Exercise brief — Please write out the complete listing that follows, exactly as it reads.

※ ※ ※

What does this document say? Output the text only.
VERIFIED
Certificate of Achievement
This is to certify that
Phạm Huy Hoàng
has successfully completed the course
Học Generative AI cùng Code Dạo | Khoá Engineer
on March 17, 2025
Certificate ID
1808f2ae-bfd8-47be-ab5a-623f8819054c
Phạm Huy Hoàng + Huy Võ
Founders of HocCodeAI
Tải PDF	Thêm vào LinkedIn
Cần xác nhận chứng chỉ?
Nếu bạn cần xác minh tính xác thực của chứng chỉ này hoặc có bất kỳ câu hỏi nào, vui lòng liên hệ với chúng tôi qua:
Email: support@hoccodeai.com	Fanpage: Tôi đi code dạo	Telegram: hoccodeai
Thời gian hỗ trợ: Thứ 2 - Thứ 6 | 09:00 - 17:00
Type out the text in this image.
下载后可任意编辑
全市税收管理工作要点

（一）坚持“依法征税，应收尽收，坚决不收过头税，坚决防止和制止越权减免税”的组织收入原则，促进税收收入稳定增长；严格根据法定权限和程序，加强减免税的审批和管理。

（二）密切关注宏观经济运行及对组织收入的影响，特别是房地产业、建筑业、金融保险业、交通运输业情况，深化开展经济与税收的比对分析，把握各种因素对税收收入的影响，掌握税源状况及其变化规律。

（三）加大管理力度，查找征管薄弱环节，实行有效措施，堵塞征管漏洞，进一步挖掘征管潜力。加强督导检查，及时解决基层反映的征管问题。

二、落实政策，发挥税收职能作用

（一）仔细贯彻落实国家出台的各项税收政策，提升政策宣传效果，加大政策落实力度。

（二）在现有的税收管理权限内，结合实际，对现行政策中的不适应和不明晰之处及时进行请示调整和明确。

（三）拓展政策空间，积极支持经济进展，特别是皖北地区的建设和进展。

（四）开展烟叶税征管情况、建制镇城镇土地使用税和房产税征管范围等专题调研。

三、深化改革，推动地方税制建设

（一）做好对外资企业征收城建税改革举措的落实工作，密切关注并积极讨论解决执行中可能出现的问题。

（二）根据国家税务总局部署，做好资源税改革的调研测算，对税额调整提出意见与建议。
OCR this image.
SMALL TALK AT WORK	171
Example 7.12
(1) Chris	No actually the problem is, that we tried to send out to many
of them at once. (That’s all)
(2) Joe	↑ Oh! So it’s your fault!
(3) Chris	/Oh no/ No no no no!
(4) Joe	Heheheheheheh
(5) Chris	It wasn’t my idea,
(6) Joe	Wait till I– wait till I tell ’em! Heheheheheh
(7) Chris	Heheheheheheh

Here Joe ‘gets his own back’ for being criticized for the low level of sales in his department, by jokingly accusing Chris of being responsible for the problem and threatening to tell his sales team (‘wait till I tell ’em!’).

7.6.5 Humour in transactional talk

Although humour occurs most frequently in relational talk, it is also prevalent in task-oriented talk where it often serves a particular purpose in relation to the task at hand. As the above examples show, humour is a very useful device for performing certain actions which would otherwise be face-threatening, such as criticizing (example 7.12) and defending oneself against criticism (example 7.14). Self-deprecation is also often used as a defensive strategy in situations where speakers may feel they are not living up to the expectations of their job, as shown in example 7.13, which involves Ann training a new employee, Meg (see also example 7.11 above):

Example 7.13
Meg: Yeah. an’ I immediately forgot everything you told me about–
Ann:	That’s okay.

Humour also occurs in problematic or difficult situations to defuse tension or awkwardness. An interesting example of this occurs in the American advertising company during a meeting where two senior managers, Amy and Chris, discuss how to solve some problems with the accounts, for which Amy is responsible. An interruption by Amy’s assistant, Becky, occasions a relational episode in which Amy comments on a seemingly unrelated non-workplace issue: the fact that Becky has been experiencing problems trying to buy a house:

※ ※ ※

Correct response —
What does this document say? Output the text only.
VERIFIED
Certificate of Achievement
This is to certify that
Phạm Huy Hoàng
has successfully completed the course
Học Generative AI cùng Code Dạo | Khoá Engineer
on March 17, 2025
Certificate ID
1808f2ae-bfd8-47be-ab5a-623f8819054c
Phạm Huy Hoàng + Huy Võ
Founders of HocCodeAI
Tải PDF	Thêm vào LinkedIn
Cần xác nhận chứng chỉ?
Nếu bạn cần xác minh tính xác thực của chứng chỉ này hoặc có bất kỳ câu hỏi nào, vui lòng liên hệ với chúng tôi qua:
Email: support@hoccodeai.com	Fanpage: Tôi đi code dạo	Telegram: hoccodeai
Thời gian hỗ trợ: Thứ 2 - Thứ 6 | 09:00 - 17:00
Type out the text in this image.
下载后可任意编辑
全市税收管理工作要点

（一）坚持“依法征税，应收尽收，坚决不收过头税，坚决防止和制止越权减免税”的组织收入原则，促进税收收入稳定增长；严格根据法定权限和程序，加强减免税的审批和管理。

（二）密切关注宏观经济运行及对组织收入的影响，特别是房地产业、建筑业、金融保险业、交通运输业情况，深化开展经济与税收的比对分析，把握各种因素对税收收入的影响，掌握税源状况及其变化规律。

（三）加大管理力度，查找征管薄弱环节，实行有效措施，堵塞征管漏洞，进一步挖掘征管潜力。加强督导检查，及时解决基层反映的征管问题。

二、落实政策，发挥税收职能作用

（一）仔细贯彻落实国家出台的各项税收政策，提升政策宣传效果，加大政策落实力度。

（二）在现有的税收管理权限内，结合实际，对现行政策中的不适应和不明晰之处及时进行请示调整和明确。

（三）拓展政策空间，积极支持经济进展，特别是皖北地区的建设和进展。

（四）开展烟叶税征管情况、建制镇城镇土地使用税和房产税征管范围等专题调研。

三、深化改革，推动地方税制建设

（一）做好对外资企业征收城建税改革举措的落实工作，密切关注并积极讨论解决执行中可能出现的问题。

（二）根据国家税务总局部署，做好资源税改革的调研测算，对税额调整提出意见与建议。
OCR this image.
SMALL TALK AT WORK	171
Example 7.12
(1) Chris	No actually the problem is, that we tried to send out to many
of them at once. (That’s all)
(2) Joe	↑ Oh! So it’s your fault!
(3) Chris	/Oh no/ No no no no!
(4) Joe	Heheheheheheh
(5) Chris	It wasn’t my idea,
(6) Joe	Wait till I– wait till I tell ’em! Heheheheheh
(7) Chris	Heheheheheheh

Here Joe ‘gets his own back’ for being criticized for the low level of sales in his department, by jokingly accusing Chris of being responsible for the problem and threatening to tell his sales team (‘wait till I tell ’em!’).

7.6.5 Humour in transactional talk

Although humour occurs most frequently in relational talk, it is also prevalent in task-oriented talk where it often serves a particular purpose in relation to the task at hand. As the above examples show, humour is a very useful device for performing certain actions which would otherwise be face-threatening, such as criticizing (example 7.12) and defending oneself against criticism (example 7.14). Self-deprecation is also often used as a defensive strategy in situations where speakers may feel they are not living up to the expectations of their job, as shown in example 7.13, which involves Ann training a new employee, Meg (see also example 7.11 above):

Example 7.13
Meg: Yeah. an’ I immediately forgot everything you told me about–
Ann:	That’s okay.

Humour also occurs in problematic or difficult situations to defuse tension or awkwardness. An interesting example of this occurs in the American advertising company during a meeting where two senior managers, Amy and Chris, discuss how to solve some problems with the accounts, for which Amy is responsible. An interruption by Amy’s assistant, Becky, occasions a relational episode in which Amy comments on a seemingly unrelated non-workplace issue: the fact that Becky has been experiencing problems trying to buy a house:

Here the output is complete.